DO THIS. Can you reproduce every entry below verbatim, keeping each line unchanged?

STORED RECORDS.
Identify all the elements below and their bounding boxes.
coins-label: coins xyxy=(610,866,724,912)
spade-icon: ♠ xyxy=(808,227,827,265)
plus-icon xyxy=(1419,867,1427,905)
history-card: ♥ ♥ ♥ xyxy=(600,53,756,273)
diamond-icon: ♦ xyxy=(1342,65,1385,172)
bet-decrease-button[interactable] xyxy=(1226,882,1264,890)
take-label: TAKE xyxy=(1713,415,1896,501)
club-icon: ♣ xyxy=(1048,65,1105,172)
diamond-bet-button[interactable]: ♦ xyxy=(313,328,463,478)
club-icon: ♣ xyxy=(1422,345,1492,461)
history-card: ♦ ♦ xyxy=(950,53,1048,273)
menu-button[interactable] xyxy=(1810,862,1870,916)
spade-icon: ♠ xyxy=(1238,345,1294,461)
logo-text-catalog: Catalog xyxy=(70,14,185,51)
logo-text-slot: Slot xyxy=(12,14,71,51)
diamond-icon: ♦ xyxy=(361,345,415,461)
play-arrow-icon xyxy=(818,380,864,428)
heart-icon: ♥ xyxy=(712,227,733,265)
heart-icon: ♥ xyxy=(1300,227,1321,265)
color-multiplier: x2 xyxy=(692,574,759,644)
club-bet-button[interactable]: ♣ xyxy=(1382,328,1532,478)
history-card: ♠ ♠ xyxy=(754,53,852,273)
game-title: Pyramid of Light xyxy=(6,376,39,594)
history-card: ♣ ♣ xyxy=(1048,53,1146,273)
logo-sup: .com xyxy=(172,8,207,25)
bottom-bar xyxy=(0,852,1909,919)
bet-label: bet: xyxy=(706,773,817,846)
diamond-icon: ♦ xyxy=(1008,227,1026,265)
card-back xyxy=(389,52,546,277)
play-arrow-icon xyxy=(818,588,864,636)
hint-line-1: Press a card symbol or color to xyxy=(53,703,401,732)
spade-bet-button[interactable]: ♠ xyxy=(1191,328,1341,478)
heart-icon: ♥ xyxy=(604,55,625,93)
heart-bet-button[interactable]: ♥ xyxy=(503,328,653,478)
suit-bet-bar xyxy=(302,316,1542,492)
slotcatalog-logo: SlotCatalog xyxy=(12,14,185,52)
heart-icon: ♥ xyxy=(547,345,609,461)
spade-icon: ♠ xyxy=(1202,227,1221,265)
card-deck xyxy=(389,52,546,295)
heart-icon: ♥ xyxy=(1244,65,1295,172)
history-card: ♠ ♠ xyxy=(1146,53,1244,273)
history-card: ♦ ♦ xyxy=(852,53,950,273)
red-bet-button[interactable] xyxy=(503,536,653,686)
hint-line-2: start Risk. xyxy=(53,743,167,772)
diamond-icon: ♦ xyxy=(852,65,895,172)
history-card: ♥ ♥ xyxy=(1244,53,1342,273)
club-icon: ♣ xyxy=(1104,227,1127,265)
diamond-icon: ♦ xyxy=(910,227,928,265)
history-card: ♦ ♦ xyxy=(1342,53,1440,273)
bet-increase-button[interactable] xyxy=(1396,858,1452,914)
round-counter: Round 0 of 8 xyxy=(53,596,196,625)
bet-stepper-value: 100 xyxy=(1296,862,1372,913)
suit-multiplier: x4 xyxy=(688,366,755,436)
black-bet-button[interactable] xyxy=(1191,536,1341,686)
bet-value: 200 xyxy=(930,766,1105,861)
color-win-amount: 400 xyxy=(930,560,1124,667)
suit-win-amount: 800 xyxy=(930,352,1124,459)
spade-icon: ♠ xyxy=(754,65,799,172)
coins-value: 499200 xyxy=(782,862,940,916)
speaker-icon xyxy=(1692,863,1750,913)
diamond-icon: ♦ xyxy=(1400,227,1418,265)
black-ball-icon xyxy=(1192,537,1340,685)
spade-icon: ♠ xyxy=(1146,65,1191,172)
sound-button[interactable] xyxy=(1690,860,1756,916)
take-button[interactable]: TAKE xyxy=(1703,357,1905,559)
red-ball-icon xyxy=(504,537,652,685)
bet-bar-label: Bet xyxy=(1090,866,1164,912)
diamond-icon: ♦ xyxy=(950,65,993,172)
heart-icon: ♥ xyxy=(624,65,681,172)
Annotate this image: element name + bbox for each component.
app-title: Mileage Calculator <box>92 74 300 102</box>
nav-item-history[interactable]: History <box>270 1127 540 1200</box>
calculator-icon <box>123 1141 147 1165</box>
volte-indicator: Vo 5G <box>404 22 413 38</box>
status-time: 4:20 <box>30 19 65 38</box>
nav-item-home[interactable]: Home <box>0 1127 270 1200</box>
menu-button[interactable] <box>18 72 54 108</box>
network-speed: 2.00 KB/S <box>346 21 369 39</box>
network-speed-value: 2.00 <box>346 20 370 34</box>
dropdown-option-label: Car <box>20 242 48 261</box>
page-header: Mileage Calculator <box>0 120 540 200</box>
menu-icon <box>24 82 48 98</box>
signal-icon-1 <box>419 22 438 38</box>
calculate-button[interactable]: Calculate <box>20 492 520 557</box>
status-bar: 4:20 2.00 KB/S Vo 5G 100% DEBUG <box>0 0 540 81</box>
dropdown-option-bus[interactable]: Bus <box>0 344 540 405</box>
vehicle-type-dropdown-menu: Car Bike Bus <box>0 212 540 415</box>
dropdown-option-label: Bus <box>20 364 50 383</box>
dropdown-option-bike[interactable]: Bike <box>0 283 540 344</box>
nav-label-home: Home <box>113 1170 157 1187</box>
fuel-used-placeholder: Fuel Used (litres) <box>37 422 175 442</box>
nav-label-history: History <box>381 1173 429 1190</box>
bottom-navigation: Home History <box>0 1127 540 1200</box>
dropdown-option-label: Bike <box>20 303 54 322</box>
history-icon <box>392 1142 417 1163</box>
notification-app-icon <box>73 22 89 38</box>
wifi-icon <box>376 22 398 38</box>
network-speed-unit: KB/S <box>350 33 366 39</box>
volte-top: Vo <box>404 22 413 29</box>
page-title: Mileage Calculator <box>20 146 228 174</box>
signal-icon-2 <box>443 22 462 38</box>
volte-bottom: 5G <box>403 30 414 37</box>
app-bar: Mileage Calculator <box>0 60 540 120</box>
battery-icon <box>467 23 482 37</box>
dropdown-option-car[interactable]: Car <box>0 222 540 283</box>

EXERCISE ANSWER.
Identify all the elements below and their bounding boxes.
coins-label: coins xyxy=(610,866,724,912)
spade-icon: ♠ xyxy=(808,227,827,265)
plus-icon xyxy=(1419,867,1427,905)
history-card: ♥ ♥ ♥ xyxy=(600,53,756,273)
diamond-icon: ♦ xyxy=(1342,65,1385,172)
bet-decrease-button[interactable] xyxy=(1226,882,1264,890)
take-label: TAKE xyxy=(1713,415,1896,501)
club-icon: ♣ xyxy=(1048,65,1105,172)
diamond-bet-button[interactable]: ♦ xyxy=(313,328,463,478)
club-icon: ♣ xyxy=(1422,345,1492,461)
history-card: ♦ ♦ xyxy=(950,53,1048,273)
menu-button[interactable] xyxy=(1810,862,1870,916)
spade-icon: ♠ xyxy=(1238,345,1294,461)
logo-text-catalog: Catalog xyxy=(70,14,185,51)
logo-text-slot: Slot xyxy=(12,14,71,51)
diamond-icon: ♦ xyxy=(361,345,415,461)
play-arrow-icon xyxy=(818,380,864,428)
heart-icon: ♥ xyxy=(712,227,733,265)
heart-icon: ♥ xyxy=(1300,227,1321,265)
color-multiplier: x2 xyxy=(692,574,759,644)
club-bet-button[interactable]: ♣ xyxy=(1382,328,1532,478)
history-card: ♠ ♠ xyxy=(754,53,852,273)
game-title: Pyramid of Light xyxy=(6,376,39,594)
history-card: ♣ ♣ xyxy=(1048,53,1146,273)
logo-sup: .com xyxy=(172,8,207,25)
bottom-bar xyxy=(0,852,1909,919)
bet-label: bet: xyxy=(706,773,817,846)
diamond-icon: ♦ xyxy=(1008,227,1026,265)
card-back xyxy=(389,52,546,277)
play-arrow-icon xyxy=(818,588,864,636)
hint-line-1: Press a card symbol or color to xyxy=(53,703,401,732)
spade-bet-button[interactable]: ♠ xyxy=(1191,328,1341,478)
heart-icon: ♥ xyxy=(604,55,625,93)
heart-bet-button[interactable]: ♥ xyxy=(503,328,653,478)
suit-bet-bar xyxy=(302,316,1542,492)
slotcatalog-logo: SlotCatalog xyxy=(12,14,185,52)
heart-icon: ♥ xyxy=(547,345,609,461)
spade-icon: ♠ xyxy=(1202,227,1221,265)
card-deck xyxy=(389,52,546,295)
heart-icon: ♥ xyxy=(1244,65,1295,172)
history-card: ♠ ♠ xyxy=(1146,53,1244,273)
history-card: ♦ ♦ xyxy=(852,53,950,273)
red-bet-button[interactable] xyxy=(503,536,653,686)
hint-line-2: start Risk. xyxy=(53,743,167,772)
diamond-icon: ♦ xyxy=(852,65,895,172)
history-card: ♥ ♥ xyxy=(1244,53,1342,273)
club-icon: ♣ xyxy=(1104,227,1127,265)
diamond-icon: ♦ xyxy=(910,227,928,265)
history-card: ♦ ♦ xyxy=(1342,53,1440,273)
bet-increase-button[interactable] xyxy=(1396,858,1452,914)
round-counter: Round 0 of 8 xyxy=(53,596,196,625)
bet-stepper-value: 100 xyxy=(1296,862,1372,913)
suit-multiplier: x4 xyxy=(688,366,755,436)
black-bet-button[interactable] xyxy=(1191,536,1341,686)
bet-value: 200 xyxy=(930,766,1105,861)
color-win-amount: 400 xyxy=(930,560,1124,667)
suit-win-amount: 800 xyxy=(930,352,1124,459)
spade-icon: ♠ xyxy=(754,65,799,172)
coins-value: 499200 xyxy=(782,862,940,916)
speaker-icon xyxy=(1692,863,1750,913)
diamond-icon: ♦ xyxy=(1400,227,1418,265)
black-ball-icon xyxy=(1192,537,1340,685)
spade-icon: ♠ xyxy=(1146,65,1191,172)
sound-button[interactable] xyxy=(1690,860,1756,916)
take-button[interactable]: TAKE xyxy=(1703,357,1905,559)
red-ball-icon xyxy=(504,537,652,685)
bet-bar-label: Bet xyxy=(1090,866,1164,912)
diamond-icon: ♦ xyxy=(950,65,993,172)
heart-icon: ♥ xyxy=(624,65,681,172)
Annotate this image: element name + bbox for each component.
app-title: Mileage Calculator <box>92 74 300 102</box>
nav-item-history[interactable]: History <box>270 1127 540 1200</box>
calculator-icon <box>123 1141 147 1165</box>
volte-indicator: Vo 5G <box>404 22 413 38</box>
status-time: 4:20 <box>30 19 65 38</box>
nav-item-home[interactable]: Home <box>0 1127 270 1200</box>
menu-button[interactable] <box>18 72 54 108</box>
network-speed: 2.00 KB/S <box>346 21 369 39</box>
network-speed-value: 2.00 <box>346 20 370 34</box>
dropdown-option-label: Car <box>20 242 48 261</box>
page-header: Mileage Calculator <box>0 120 540 200</box>
menu-icon <box>24 82 48 98</box>
signal-icon-1 <box>419 22 438 38</box>
calculate-button[interactable]: Calculate <box>20 492 520 557</box>
status-bar: 4:20 2.00 KB/S Vo 5G 100% DEBUG <box>0 0 540 81</box>
dropdown-option-bus[interactable]: Bus <box>0 344 540 405</box>
vehicle-type-dropdown-menu: Car Bike Bus <box>0 212 540 415</box>
dropdown-option-label: Bus <box>20 364 50 383</box>
dropdown-option-bike[interactable]: Bike <box>0 283 540 344</box>
nav-label-home: Home <box>113 1170 157 1187</box>
fuel-used-placeholder: Fuel Used (litres) <box>37 422 175 442</box>
nav-label-history: History <box>381 1173 429 1190</box>
bottom-navigation: Home History <box>0 1127 540 1200</box>
dropdown-option-label: Bike <box>20 303 54 322</box>
history-icon <box>392 1142 417 1163</box>
notification-app-icon <box>73 22 89 38</box>
wifi-icon <box>376 22 398 38</box>
network-speed-unit: KB/S <box>350 33 366 39</box>
volte-top: Vo <box>404 22 413 29</box>
page-title: Mileage Calculator <box>20 146 228 174</box>
signal-icon-2 <box>443 22 462 38</box>
volte-bottom: 5G <box>403 30 414 37</box>
app-bar: Mileage Calculator <box>0 60 540 120</box>
battery-icon <box>467 23 482 37</box>
dropdown-option-car[interactable]: Car <box>0 222 540 283</box>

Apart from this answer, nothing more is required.